**WRITTEN INSTRUCTION**
Repeat all entries exactly.

**RECORDS FOR PROCESSING**

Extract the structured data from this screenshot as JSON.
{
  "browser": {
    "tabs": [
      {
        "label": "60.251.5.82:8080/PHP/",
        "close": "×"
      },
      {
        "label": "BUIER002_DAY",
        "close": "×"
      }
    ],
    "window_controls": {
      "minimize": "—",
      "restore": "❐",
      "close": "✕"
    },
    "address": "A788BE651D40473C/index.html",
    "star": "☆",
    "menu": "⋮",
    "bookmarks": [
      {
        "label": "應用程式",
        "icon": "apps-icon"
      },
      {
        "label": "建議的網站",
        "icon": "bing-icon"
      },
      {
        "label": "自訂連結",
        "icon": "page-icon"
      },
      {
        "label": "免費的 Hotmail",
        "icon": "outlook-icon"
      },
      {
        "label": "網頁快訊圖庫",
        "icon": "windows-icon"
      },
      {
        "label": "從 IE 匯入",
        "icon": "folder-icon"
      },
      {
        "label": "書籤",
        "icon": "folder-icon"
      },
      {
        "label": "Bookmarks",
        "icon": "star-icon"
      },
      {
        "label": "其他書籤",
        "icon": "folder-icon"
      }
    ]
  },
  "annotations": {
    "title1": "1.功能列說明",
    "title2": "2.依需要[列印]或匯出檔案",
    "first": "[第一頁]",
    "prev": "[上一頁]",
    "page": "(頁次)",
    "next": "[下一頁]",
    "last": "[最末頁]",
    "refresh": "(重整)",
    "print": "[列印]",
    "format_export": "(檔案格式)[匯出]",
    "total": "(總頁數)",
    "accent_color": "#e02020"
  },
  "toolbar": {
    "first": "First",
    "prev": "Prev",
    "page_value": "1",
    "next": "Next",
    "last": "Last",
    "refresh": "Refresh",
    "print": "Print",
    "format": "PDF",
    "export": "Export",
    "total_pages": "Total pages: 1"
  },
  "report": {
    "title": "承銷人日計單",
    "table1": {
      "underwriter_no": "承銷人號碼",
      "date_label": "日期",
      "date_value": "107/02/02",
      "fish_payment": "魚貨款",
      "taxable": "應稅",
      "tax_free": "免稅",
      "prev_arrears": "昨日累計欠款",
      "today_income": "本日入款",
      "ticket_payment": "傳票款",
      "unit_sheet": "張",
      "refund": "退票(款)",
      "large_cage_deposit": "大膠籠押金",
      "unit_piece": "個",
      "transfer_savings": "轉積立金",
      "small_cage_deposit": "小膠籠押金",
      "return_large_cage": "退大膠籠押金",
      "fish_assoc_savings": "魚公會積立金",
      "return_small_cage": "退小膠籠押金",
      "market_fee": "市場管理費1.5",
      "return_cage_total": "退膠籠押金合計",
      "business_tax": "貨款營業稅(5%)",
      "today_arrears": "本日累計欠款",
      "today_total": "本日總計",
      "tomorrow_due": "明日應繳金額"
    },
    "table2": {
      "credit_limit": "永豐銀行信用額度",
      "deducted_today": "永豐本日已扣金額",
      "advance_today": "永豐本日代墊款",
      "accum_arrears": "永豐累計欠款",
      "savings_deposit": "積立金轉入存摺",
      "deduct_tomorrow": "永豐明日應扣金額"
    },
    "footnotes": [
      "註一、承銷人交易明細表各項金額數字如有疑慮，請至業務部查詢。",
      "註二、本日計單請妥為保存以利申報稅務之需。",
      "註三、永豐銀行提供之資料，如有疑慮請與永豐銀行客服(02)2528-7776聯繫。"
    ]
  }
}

**SOLUTION**
Extract the structured data from this screenshot as JSON.
{
  "browser": {
    "tabs": [
      {
        "label": "60.251.5.82:8080/PHP/",
        "close": "×"
      },
      {
        "label": "BUIER002_DAY",
        "close": "×"
      }
    ],
    "window_controls": {
      "minimize": "—",
      "restore": "❐",
      "close": "✕"
    },
    "address": "A788BE651D40473C/index.html",
    "star": "☆",
    "menu": "⋮",
    "bookmarks": [
      {
        "label": "應用程式",
        "icon": "apps-icon"
      },
      {
        "label": "建議的網站",
        "icon": "bing-icon"
      },
      {
        "label": "自訂連結",
        "icon": "page-icon"
      },
      {
        "label": "免費的 Hotmail",
        "icon": "outlook-icon"
      },
      {
        "label": "網頁快訊圖庫",
        "icon": "windows-icon"
      },
      {
        "label": "從 IE 匯入",
        "icon": "folder-icon"
      },
      {
        "label": "書籤",
        "icon": "folder-icon"
      },
      {
        "label": "Bookmarks",
        "icon": "star-icon"
      },
      {
        "label": "其他書籤",
        "icon": "folder-icon"
      }
    ]
  },
  "annotations": {
    "title1": "1.功能列說明",
    "title2": "2.依需要[列印]或匯出檔案",
    "first": "[第一頁]",
    "prev": "[上一頁]",
    "page": "(頁次)",
    "next": "[下一頁]",
    "last": "[最末頁]",
    "refresh": "(重整)",
    "print": "[列印]",
    "format_export": "(檔案格式)[匯出]",
    "total": "(總頁數)",
    "accent_color": "#e02020"
  },
  "toolbar": {
    "first": "First",
    "prev": "Prev",
    "page_value": "1",
    "next": "Next",
    "last": "Last",
    "refresh": "Refresh",
    "print": "Print",
    "format": "PDF",
    "export": "Export",
    "total_pages": "Total pages: 1"
  },
  "report": {
    "title": "承銷人日計單",
    "table1": {
      "underwriter_no": "承銷人號碼",
      "date_label": "日期",
      "date_value": "107/02/02",
      "fish_payment": "魚貨款",
      "taxable": "應稅",
      "tax_free": "免稅",
      "prev_arrears": "昨日累計欠款",
      "today_income": "本日入款",
      "ticket_payment": "傳票款",
      "unit_sheet": "張",
      "refund": "退票(款)",
      "large_cage_deposit": "大膠籠押金",
      "unit_piece": "個",
      "transfer_savings": "轉積立金",
      "small_cage_deposit": "小膠籠押金",
      "return_large_cage": "退大膠籠押金",
      "fish_assoc_savings": "魚公會積立金",
      "return_small_cage": "退小膠籠押金",
      "market_fee": "市場管理費1.5",
      "return_cage_total": "退膠籠押金合計",
      "business_tax": "貨款營業稅(5%)",
      "today_arrears": "本日累計欠款",
      "today_total": "本日總計",
      "tomorrow_due": "明日應繳金額"
    },
    "table2": {
      "credit_limit": "永豐銀行信用額度",
      "deducted_today": "永豐本日已扣金額",
      "advance_today": "永豐本日代墊款",
      "accum_arrears": "永豐累計欠款",
      "savings_deposit": "積立金轉入存摺",
      "deduct_tomorrow": "永豐明日應扣金額"
    },
    "footnotes": [
      "註一、承銷人交易明細表各項金額數字如有疑慮，請至業務部查詢。",
      "註二、本日計單請妥為保存以利申報稅務之需。",
      "註三、永豐銀行提供之資料，如有疑慮請與永豐銀行客服(02)2528-7776聯繫。"
    ]
  }
}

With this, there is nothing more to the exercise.